Collect every line in the records below that contains the word "horizontal".

++++ WORKING DATA ++++

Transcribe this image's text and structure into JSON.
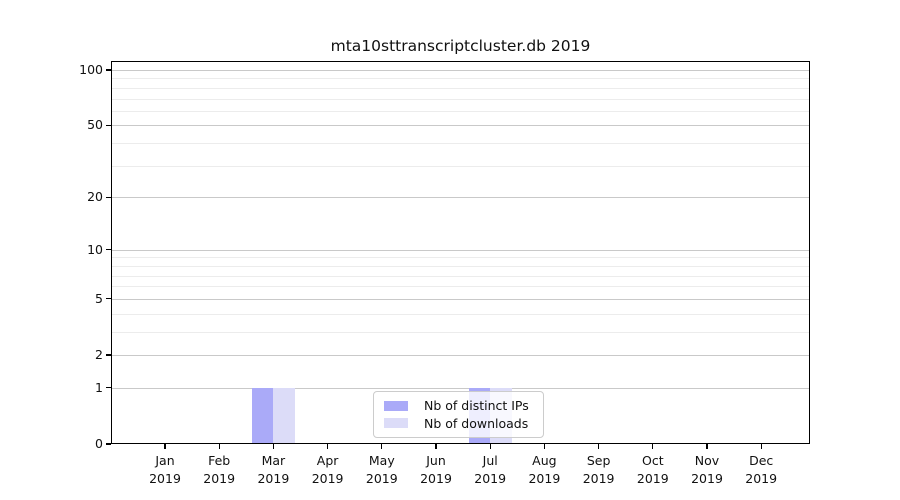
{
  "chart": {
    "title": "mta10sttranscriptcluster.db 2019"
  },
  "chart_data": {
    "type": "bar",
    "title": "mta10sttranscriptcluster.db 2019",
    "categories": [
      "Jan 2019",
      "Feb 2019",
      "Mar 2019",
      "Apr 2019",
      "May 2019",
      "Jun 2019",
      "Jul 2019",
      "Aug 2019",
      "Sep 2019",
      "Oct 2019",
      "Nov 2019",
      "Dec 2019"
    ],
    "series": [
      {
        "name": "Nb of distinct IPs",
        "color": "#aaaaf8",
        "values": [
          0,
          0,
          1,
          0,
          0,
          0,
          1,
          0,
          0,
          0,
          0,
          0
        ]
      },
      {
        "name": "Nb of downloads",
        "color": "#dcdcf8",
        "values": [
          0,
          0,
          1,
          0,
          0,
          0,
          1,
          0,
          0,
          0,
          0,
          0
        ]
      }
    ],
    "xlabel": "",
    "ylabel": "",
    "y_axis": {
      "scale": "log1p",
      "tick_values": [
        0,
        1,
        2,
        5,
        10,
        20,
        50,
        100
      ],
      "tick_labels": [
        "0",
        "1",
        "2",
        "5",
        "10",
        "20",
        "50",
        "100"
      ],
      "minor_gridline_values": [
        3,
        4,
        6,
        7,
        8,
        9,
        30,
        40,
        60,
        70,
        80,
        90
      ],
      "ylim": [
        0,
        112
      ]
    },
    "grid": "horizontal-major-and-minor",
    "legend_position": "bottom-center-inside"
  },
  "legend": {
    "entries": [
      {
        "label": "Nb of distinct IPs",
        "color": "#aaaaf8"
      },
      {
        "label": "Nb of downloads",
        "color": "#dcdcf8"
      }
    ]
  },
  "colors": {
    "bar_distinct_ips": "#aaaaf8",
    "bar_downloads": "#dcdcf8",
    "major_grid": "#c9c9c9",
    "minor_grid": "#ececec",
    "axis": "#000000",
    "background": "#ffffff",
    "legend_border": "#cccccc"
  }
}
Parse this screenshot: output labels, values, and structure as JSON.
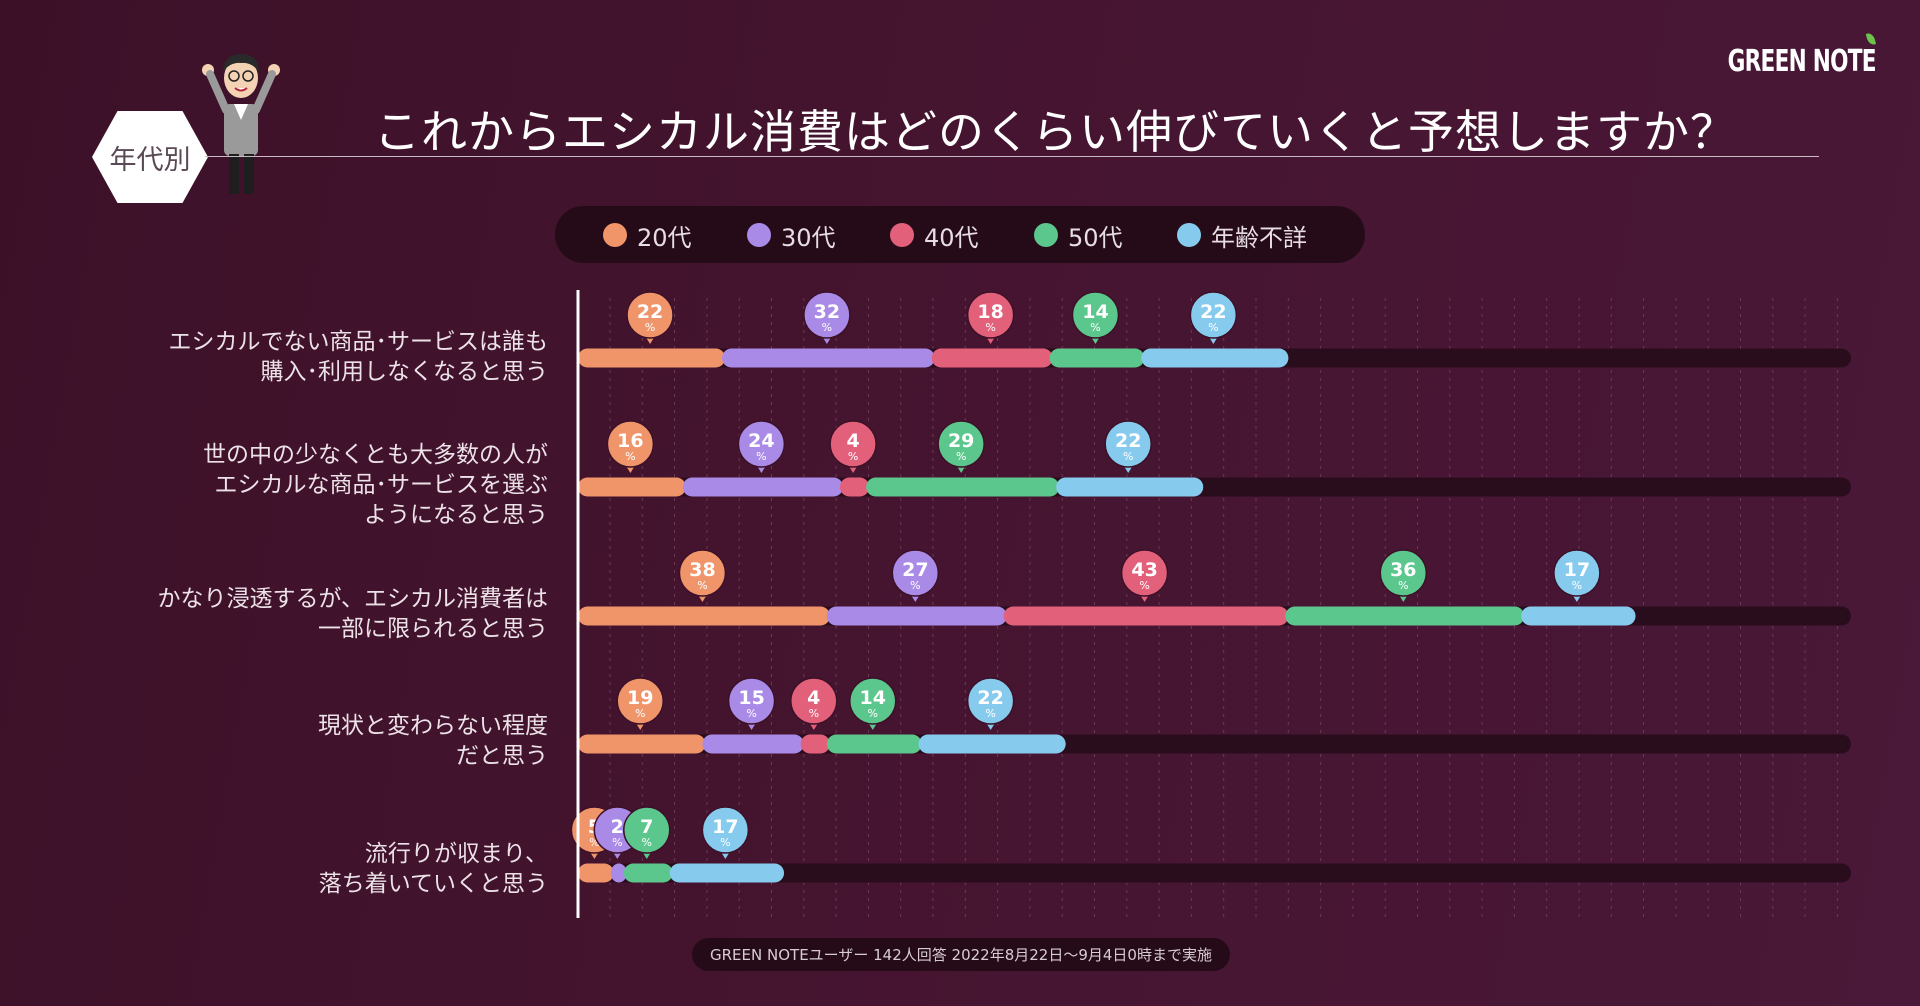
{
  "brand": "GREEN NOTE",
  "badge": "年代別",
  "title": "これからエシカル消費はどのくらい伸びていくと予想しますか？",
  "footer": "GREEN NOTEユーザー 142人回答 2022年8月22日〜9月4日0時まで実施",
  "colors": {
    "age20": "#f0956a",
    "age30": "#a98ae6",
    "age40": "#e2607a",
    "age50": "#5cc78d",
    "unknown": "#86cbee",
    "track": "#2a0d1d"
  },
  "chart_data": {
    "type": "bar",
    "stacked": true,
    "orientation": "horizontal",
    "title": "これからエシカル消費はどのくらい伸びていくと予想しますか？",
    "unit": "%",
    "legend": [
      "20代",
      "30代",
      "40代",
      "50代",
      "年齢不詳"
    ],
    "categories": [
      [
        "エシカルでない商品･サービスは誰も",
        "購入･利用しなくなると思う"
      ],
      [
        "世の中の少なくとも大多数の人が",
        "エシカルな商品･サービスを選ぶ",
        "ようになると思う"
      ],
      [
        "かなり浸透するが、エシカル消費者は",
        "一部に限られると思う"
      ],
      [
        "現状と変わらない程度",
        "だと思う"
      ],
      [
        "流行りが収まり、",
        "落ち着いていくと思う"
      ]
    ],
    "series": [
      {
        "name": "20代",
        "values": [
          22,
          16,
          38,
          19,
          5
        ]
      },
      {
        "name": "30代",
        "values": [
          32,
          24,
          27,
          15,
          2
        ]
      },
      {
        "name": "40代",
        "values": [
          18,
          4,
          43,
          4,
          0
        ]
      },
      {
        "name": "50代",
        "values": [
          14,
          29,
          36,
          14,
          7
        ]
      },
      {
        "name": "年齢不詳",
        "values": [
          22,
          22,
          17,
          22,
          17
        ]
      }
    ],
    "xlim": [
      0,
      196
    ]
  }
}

++++

== ANSWER TO THE EXERCISE ==
    "grid": "horizontal-major-and-minor",
    "orientation": "horizontal",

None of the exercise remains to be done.